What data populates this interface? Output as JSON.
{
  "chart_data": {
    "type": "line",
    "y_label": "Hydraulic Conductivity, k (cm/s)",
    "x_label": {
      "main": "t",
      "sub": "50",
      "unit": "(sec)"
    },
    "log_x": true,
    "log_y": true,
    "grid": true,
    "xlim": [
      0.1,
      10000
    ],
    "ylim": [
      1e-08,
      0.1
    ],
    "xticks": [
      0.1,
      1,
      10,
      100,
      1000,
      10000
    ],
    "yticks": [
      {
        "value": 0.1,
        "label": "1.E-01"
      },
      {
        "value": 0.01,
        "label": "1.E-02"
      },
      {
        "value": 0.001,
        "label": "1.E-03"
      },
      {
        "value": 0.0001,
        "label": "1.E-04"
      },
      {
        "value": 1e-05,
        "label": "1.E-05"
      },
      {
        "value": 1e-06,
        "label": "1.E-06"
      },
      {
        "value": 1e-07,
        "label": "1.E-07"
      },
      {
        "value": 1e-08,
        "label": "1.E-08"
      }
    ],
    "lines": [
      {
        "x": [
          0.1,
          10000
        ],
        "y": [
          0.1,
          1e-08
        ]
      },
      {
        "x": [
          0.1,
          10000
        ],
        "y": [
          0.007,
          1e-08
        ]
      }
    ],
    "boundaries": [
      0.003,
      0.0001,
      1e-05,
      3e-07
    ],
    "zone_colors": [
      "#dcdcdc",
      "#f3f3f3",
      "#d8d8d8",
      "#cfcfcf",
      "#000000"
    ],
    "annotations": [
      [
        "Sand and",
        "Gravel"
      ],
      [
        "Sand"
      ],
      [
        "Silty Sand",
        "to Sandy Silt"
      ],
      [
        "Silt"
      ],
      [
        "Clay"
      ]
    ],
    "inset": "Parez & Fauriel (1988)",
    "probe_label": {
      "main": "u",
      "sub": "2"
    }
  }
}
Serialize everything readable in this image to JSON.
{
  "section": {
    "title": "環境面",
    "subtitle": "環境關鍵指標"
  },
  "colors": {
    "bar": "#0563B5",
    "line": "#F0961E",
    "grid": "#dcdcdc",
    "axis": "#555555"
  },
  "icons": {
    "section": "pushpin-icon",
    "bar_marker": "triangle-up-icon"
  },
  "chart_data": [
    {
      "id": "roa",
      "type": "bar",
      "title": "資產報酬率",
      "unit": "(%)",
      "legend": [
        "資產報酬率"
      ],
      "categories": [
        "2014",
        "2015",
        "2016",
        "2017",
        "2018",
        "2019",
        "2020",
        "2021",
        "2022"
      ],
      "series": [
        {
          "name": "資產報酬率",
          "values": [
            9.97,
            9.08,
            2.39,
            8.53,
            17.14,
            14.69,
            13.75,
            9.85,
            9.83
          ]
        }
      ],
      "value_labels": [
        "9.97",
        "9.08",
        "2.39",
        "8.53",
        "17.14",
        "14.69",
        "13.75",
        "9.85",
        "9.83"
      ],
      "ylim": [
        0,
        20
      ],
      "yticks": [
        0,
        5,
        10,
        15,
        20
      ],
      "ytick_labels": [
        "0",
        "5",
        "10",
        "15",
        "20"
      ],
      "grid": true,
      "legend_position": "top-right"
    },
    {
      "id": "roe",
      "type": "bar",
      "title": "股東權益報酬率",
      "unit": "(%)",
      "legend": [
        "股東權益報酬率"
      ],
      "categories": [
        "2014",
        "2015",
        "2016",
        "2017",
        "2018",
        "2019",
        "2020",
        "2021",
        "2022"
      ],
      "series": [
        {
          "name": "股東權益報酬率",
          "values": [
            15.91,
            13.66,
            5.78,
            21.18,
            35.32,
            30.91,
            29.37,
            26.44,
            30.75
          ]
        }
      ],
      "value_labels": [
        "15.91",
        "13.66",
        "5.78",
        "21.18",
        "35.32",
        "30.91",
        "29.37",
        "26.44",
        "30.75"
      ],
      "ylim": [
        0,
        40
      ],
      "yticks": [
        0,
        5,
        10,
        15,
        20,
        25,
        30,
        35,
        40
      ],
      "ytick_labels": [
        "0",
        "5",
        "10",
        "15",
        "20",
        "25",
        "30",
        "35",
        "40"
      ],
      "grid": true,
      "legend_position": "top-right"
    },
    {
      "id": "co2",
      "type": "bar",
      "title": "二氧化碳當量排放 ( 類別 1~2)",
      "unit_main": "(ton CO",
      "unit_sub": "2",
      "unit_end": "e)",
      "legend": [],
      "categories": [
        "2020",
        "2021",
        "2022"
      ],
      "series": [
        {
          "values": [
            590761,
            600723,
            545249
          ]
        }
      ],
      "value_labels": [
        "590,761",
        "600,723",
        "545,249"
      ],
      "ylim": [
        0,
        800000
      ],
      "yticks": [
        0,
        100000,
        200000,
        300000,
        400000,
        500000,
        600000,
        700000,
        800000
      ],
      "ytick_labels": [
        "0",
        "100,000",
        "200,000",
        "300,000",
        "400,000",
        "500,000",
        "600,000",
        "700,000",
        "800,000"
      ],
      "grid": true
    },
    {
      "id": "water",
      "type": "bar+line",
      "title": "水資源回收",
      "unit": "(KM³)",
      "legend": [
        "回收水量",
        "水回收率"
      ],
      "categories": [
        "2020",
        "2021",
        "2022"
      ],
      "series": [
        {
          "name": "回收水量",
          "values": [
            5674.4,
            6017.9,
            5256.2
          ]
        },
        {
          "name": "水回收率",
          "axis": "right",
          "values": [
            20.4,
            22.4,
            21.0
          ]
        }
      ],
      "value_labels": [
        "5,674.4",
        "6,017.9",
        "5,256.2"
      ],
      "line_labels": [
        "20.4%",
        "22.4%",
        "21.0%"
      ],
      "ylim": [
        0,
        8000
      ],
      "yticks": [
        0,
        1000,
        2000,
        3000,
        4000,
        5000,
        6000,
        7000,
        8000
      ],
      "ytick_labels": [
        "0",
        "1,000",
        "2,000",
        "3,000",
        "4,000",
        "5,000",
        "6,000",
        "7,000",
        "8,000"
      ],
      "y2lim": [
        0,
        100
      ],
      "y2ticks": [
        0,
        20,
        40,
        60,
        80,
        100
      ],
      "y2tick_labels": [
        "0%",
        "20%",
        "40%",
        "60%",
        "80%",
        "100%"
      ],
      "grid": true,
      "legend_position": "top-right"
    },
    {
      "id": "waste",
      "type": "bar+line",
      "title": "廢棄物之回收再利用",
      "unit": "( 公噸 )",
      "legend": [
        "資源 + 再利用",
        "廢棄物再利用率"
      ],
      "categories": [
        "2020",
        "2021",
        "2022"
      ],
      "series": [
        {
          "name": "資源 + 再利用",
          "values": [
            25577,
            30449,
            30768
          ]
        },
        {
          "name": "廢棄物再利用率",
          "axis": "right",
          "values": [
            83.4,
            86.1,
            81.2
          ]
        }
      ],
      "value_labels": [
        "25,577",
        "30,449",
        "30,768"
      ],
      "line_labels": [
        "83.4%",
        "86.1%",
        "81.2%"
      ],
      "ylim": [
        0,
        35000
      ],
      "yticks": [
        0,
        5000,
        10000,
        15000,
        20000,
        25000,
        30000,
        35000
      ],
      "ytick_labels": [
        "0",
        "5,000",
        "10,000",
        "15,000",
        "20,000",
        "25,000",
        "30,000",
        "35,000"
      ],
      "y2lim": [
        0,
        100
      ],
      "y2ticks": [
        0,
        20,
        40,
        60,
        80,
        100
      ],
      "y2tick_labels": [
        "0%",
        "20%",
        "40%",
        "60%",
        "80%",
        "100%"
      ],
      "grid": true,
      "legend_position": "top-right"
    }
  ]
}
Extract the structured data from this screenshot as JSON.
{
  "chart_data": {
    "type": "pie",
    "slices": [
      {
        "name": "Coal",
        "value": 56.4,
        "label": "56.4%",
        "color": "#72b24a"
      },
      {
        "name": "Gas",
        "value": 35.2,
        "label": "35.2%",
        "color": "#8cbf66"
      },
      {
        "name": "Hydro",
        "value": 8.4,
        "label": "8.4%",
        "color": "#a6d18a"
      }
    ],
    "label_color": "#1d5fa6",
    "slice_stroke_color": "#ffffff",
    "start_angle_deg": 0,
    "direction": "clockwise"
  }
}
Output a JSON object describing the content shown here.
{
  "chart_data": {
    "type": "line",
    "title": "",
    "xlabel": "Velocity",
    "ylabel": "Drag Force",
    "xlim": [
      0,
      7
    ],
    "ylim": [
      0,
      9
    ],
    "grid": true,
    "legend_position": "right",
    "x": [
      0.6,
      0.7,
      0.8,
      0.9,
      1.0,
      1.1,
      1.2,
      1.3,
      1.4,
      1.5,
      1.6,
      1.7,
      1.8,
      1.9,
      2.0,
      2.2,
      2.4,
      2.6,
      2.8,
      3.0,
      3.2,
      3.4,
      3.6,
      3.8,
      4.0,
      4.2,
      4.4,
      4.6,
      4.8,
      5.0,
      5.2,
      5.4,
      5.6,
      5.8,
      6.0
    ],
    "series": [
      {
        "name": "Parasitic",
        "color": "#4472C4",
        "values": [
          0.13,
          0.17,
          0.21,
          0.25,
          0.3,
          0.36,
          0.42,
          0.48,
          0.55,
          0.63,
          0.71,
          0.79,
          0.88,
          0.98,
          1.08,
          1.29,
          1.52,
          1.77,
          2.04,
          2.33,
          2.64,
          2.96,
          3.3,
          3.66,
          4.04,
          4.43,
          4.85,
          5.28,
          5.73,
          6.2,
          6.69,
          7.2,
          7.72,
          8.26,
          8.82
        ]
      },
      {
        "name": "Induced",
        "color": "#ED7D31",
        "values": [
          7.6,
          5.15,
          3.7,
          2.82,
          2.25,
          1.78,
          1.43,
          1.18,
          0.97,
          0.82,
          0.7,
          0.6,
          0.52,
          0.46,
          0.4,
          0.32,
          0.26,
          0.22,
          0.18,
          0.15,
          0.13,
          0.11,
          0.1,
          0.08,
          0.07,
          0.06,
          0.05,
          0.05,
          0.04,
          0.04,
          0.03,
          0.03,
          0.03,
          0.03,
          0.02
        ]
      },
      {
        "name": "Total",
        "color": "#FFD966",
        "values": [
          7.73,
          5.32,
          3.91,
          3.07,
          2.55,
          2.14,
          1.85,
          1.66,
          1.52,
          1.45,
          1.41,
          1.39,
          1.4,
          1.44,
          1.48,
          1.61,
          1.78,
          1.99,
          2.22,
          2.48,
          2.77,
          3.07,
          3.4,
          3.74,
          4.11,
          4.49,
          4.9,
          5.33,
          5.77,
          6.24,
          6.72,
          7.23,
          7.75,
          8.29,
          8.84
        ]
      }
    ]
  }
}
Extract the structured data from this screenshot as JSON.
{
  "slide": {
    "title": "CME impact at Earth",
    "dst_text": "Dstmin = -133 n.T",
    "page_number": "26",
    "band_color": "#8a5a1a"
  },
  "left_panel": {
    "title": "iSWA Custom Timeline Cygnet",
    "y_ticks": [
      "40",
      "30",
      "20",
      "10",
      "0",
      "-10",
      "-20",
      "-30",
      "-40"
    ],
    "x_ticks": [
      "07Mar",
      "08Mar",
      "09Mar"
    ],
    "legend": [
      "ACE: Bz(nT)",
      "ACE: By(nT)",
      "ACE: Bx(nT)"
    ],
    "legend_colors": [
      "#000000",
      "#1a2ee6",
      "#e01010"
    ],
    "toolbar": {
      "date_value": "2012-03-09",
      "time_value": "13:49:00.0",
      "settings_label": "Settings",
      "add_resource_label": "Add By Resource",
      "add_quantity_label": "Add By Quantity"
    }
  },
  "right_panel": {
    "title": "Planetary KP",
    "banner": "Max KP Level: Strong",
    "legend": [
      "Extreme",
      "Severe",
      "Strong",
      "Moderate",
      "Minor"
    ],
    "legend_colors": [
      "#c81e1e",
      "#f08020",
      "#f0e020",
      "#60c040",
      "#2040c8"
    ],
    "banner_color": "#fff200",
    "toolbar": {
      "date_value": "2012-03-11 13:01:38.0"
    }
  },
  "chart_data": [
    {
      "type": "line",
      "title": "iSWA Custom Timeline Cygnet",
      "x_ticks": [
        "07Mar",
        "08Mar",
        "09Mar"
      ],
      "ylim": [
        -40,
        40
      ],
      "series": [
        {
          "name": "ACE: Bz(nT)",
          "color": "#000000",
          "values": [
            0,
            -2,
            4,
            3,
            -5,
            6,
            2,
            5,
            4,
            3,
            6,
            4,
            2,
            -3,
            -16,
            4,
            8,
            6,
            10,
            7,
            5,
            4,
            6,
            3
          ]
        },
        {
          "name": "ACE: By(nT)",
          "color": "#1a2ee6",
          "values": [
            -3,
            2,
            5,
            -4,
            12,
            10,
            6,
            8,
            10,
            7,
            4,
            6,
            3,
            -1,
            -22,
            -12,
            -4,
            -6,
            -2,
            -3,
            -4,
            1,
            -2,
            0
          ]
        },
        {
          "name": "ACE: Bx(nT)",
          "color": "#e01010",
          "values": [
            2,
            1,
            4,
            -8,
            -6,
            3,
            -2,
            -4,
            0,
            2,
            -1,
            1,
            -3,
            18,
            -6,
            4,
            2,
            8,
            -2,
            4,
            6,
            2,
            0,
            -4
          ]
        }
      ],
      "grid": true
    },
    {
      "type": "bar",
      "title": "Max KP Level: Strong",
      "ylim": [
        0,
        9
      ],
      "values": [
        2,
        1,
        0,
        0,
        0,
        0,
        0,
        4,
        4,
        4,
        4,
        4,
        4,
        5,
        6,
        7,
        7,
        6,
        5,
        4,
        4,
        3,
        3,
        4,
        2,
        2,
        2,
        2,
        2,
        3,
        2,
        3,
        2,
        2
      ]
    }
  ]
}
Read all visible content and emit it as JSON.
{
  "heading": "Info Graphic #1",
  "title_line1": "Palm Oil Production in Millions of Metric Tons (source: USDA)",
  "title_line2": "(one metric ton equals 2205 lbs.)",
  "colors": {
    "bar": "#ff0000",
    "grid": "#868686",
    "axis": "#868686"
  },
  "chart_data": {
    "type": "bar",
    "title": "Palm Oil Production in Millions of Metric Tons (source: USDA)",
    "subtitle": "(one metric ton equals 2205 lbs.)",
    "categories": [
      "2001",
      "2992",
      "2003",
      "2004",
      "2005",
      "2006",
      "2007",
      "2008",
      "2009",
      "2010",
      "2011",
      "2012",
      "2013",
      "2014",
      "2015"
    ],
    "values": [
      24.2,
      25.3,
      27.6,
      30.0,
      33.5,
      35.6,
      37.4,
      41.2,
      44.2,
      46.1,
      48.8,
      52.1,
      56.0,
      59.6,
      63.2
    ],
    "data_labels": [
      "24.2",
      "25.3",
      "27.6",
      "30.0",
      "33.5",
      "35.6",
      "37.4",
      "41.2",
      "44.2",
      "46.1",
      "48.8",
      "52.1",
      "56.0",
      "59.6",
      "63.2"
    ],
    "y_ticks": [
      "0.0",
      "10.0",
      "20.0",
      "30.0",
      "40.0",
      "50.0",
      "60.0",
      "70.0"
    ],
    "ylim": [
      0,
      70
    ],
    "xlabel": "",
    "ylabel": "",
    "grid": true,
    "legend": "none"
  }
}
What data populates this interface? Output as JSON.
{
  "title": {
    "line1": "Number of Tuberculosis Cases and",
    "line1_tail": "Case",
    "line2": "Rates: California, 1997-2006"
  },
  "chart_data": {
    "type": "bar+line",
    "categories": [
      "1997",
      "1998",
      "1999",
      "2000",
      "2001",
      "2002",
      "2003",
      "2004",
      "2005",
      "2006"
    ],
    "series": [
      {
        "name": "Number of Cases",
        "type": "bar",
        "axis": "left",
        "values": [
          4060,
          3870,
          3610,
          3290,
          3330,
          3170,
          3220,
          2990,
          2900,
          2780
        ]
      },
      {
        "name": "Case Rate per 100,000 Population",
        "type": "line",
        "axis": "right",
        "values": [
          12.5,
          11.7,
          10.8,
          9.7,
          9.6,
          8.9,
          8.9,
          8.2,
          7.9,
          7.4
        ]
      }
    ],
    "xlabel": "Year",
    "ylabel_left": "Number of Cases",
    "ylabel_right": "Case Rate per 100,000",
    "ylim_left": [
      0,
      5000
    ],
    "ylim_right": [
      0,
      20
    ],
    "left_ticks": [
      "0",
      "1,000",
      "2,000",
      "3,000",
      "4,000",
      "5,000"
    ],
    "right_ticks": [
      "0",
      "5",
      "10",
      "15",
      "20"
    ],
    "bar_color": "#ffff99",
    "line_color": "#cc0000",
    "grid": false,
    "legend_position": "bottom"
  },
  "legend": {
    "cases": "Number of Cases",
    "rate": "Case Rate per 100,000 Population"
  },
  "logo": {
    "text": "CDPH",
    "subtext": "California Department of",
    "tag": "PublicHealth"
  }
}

□ □ □ □ □ □ □

Filter the records above for "axis" and copy every matching line.

    "axis": "#555555"
          "axis": "right",
          "axis": "right",
    "axis": "#868686"
        "axis": "left",
        "axis": "right",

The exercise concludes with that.